» Given records:
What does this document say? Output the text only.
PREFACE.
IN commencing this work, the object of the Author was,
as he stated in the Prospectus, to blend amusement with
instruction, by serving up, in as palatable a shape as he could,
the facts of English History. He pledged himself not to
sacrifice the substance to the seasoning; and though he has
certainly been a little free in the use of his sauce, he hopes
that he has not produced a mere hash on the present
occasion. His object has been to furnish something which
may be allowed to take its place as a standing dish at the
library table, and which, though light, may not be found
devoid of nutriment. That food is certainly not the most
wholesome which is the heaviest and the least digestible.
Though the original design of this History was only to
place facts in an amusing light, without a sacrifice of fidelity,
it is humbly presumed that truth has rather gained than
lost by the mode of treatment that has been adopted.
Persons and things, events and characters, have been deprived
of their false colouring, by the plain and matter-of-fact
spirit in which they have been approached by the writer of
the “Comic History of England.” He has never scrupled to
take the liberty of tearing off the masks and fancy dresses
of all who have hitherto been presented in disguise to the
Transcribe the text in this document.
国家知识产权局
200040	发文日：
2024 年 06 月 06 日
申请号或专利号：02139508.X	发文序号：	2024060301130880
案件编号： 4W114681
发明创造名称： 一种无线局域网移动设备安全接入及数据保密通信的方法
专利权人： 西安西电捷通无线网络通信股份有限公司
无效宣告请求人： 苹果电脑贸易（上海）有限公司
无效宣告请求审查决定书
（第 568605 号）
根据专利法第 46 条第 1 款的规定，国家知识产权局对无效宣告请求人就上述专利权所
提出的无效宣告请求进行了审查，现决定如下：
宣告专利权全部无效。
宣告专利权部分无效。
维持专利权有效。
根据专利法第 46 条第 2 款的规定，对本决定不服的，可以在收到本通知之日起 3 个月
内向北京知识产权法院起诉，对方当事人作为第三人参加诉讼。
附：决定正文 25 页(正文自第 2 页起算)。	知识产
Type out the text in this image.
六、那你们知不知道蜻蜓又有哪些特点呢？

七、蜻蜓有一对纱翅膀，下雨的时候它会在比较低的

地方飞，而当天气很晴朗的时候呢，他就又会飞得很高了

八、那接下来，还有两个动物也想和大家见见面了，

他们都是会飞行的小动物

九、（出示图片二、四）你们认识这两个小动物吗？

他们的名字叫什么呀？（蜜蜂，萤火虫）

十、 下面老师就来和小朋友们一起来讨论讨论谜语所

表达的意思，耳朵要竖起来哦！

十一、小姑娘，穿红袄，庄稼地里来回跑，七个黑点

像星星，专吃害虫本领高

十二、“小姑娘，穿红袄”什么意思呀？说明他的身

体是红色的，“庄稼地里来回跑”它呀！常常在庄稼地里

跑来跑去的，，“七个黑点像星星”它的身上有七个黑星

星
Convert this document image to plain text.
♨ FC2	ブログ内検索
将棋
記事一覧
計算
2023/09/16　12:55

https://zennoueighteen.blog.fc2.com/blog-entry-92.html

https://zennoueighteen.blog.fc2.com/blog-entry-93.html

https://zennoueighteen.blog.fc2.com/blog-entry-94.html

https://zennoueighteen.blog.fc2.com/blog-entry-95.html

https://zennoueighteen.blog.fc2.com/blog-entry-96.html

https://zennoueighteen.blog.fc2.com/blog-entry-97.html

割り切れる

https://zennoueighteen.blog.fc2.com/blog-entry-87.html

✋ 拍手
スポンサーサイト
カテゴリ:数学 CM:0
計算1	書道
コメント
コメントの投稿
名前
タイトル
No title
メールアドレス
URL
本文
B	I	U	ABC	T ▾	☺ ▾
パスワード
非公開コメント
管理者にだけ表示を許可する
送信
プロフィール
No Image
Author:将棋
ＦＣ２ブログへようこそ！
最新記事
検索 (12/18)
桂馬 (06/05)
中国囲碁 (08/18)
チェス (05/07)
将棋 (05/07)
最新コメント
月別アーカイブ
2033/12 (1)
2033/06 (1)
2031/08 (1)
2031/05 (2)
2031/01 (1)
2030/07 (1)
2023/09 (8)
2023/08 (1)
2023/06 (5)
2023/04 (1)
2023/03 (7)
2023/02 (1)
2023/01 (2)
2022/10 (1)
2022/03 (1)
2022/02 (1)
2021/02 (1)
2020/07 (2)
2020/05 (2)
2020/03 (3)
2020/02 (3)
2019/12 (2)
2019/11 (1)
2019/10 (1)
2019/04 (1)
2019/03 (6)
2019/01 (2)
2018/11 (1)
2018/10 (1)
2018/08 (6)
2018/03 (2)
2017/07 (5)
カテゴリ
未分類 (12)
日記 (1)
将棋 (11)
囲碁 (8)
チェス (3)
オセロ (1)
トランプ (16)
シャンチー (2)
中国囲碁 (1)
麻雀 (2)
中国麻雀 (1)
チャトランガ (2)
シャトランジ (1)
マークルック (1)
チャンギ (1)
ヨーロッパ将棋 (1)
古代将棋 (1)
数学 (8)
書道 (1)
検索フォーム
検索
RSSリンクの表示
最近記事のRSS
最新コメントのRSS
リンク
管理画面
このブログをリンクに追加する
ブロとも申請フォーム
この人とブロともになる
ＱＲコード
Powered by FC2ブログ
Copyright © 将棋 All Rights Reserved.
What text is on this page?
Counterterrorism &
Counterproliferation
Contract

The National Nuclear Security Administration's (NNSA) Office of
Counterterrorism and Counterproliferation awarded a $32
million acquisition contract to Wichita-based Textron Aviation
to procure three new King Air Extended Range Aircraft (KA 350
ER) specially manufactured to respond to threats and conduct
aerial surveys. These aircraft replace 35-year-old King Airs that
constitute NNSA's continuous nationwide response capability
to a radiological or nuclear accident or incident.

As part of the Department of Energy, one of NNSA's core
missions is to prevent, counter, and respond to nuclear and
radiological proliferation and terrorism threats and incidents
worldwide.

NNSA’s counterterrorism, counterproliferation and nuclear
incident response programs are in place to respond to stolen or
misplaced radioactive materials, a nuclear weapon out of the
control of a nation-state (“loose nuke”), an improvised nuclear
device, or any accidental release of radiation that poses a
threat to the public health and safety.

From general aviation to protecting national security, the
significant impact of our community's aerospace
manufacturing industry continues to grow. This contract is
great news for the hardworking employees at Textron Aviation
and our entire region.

» Exercise description: Where a line of the data holds "respond", show that line.

» Response to this exercise:
ER) specially manufactured to respond to threats and conduct
missions is to prevent, counter, and respond to nuclear and
incident response programs are in place to respond to stolen or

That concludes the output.